====== Supplied records ======

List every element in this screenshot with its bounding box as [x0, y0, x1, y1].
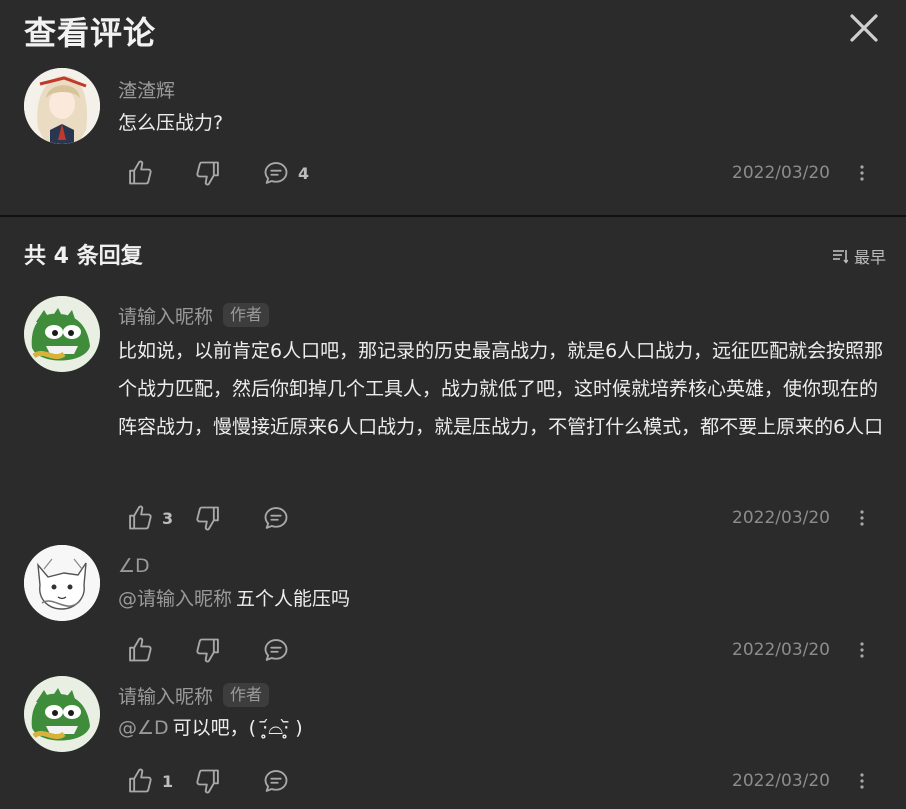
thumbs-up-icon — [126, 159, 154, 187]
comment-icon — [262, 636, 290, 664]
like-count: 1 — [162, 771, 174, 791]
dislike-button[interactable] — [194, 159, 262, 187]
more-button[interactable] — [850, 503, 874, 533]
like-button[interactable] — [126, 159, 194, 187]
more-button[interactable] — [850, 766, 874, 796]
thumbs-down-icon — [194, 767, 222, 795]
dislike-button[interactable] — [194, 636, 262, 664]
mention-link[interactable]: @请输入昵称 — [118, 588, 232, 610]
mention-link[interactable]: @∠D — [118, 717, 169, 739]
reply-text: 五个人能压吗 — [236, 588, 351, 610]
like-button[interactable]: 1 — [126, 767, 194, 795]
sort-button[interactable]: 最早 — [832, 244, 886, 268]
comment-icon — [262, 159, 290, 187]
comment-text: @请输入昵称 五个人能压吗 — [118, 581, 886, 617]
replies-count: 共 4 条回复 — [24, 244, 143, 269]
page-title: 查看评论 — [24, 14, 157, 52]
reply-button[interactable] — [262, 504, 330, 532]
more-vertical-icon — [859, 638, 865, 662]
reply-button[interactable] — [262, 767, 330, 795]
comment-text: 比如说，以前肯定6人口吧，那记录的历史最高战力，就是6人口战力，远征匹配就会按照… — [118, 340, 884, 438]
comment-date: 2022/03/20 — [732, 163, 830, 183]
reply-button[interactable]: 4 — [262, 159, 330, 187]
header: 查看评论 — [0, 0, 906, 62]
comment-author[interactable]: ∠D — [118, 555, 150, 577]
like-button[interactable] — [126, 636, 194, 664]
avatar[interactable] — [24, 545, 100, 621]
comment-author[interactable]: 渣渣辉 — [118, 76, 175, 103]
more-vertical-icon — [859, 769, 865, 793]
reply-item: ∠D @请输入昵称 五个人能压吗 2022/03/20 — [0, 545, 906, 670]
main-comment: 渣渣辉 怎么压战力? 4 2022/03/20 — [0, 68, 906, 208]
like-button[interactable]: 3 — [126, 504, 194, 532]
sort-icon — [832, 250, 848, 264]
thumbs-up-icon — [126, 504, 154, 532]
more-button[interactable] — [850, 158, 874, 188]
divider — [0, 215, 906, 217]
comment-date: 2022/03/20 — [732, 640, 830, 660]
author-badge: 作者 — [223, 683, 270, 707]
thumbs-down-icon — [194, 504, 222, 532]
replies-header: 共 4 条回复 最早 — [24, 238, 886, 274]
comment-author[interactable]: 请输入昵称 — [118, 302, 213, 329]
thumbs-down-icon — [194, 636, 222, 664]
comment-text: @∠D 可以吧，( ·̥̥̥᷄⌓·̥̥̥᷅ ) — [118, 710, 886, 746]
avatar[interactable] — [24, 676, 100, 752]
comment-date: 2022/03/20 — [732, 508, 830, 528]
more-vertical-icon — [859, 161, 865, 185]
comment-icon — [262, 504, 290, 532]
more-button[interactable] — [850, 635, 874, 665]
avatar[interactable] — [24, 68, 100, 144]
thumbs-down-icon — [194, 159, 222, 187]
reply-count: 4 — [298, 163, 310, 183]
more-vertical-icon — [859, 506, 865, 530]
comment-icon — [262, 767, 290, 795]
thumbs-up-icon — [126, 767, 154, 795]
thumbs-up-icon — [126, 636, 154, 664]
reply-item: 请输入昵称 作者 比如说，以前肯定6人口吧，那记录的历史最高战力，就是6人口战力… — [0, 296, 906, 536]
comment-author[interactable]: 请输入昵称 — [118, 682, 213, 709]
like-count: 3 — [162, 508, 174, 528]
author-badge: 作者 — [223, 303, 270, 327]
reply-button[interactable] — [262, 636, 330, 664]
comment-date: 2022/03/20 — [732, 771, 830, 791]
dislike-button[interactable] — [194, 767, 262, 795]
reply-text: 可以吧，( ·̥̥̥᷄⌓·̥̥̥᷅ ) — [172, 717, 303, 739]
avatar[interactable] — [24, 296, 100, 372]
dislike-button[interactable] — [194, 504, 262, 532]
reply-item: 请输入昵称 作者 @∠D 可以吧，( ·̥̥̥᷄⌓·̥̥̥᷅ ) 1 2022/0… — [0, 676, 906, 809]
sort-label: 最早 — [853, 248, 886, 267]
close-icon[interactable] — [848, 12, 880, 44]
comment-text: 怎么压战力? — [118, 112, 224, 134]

======

■ **Work to complete**
Rewrite all the records above with every "more-button" replaced by "options-button" and nothing else changed. Leave out the pictures.

■ **Solution for this problem**
List every element in this screenshot with its bounding box as [x0, y0, x1, y1].
thumbs-up-icon — [126, 159, 154, 187]
comment-icon — [262, 636, 290, 664]
like-count: 1 — [162, 771, 174, 791]
dislike-button[interactable] — [194, 159, 262, 187]
options-button[interactable] — [850, 503, 874, 533]
like-button[interactable] — [126, 159, 194, 187]
options-button[interactable] — [850, 766, 874, 796]
thumbs-down-icon — [194, 767, 222, 795]
dislike-button[interactable] — [194, 636, 262, 664]
mention-link[interactable]: @请输入昵称 — [118, 588, 232, 610]
mention-link[interactable]: @∠D — [118, 717, 169, 739]
reply-text: 五个人能压吗 — [236, 588, 351, 610]
like-button[interactable]: 1 — [126, 767, 194, 795]
sort-button[interactable]: 最早 — [832, 244, 886, 268]
comment-icon — [262, 159, 290, 187]
comment-text: @请输入昵称 五个人能压吗 — [118, 581, 886, 617]
replies-count: 共 4 条回复 — [24, 244, 143, 269]
page-title: 查看评论 — [24, 14, 157, 52]
reply-button[interactable] — [262, 504, 330, 532]
more-vertical-icon — [859, 638, 865, 662]
reply-button[interactable] — [262, 767, 330, 795]
comment-text: 比如说，以前肯定6人口吧，那记录的历史最高战力，就是6人口战力，远征匹配就会按照… — [118, 340, 884, 438]
comment-date: 2022/03/20 — [732, 163, 830, 183]
reply-button[interactable]: 4 — [262, 159, 330, 187]
header: 查看评论 — [0, 0, 906, 62]
comment-author[interactable]: ∠D — [118, 555, 150, 577]
like-button[interactable] — [126, 636, 194, 664]
avatar[interactable] — [24, 545, 100, 621]
comment-author[interactable]: 渣渣辉 — [118, 76, 175, 103]
more-vertical-icon — [859, 769, 865, 793]
reply-item: ∠D @请输入昵称 五个人能压吗 2022/03/20 — [0, 545, 906, 670]
main-comment: 渣渣辉 怎么压战力? 4 2022/03/20 — [0, 68, 906, 208]
like-button[interactable]: 3 — [126, 504, 194, 532]
sort-icon — [832, 250, 848, 264]
thumbs-up-icon — [126, 504, 154, 532]
options-button[interactable] — [850, 158, 874, 188]
divider — [0, 215, 906, 217]
comment-date: 2022/03/20 — [732, 640, 830, 660]
author-badge: 作者 — [223, 683, 270, 707]
thumbs-down-icon — [194, 504, 222, 532]
replies-header: 共 4 条回复 最早 — [24, 238, 886, 274]
comment-author[interactable]: 请输入昵称 — [118, 302, 213, 329]
thumbs-down-icon — [194, 636, 222, 664]
comment-text: @∠D 可以吧，( ·̥̥̥᷄⌓·̥̥̥᷅ ) — [118, 710, 886, 746]
avatar[interactable] — [24, 676, 100, 752]
comment-date: 2022/03/20 — [732, 508, 830, 528]
more-vertical-icon — [859, 161, 865, 185]
comment-icon — [262, 504, 290, 532]
options-button[interactable] — [850, 635, 874, 665]
avatar[interactable] — [24, 68, 100, 144]
thumbs-down-icon — [194, 159, 222, 187]
reply-count: 4 — [298, 163, 310, 183]
more-vertical-icon — [859, 506, 865, 530]
comment-icon — [262, 767, 290, 795]
thumbs-up-icon — [126, 767, 154, 795]
thumbs-up-icon — [126, 636, 154, 664]
reply-item: 请输入昵称 作者 比如说，以前肯定6人口吧，那记录的历史最高战力，就是6人口战力… — [0, 296, 906, 536]
comment-author[interactable]: 请输入昵称 — [118, 682, 213, 709]
like-count: 3 — [162, 508, 174, 528]
author-badge: 作者 — [223, 303, 270, 327]
reply-button[interactable] — [262, 636, 330, 664]
comment-date: 2022/03/20 — [732, 771, 830, 791]
dislike-button[interactable] — [194, 767, 262, 795]
reply-text: 可以吧，( ·̥̥̥᷄⌓·̥̥̥᷅ ) — [172, 717, 303, 739]
avatar[interactable] — [24, 296, 100, 372]
dislike-button[interactable] — [194, 504, 262, 532]
reply-item: 请输入昵称 作者 @∠D 可以吧，( ·̥̥̥᷄⌓·̥̥̥᷅ ) 1 2022/0… — [0, 676, 906, 809]
sort-label: 最早 — [853, 248, 886, 267]
close-icon[interactable] — [848, 12, 880, 44]
comment-text: 怎么压战力? — [118, 112, 224, 134]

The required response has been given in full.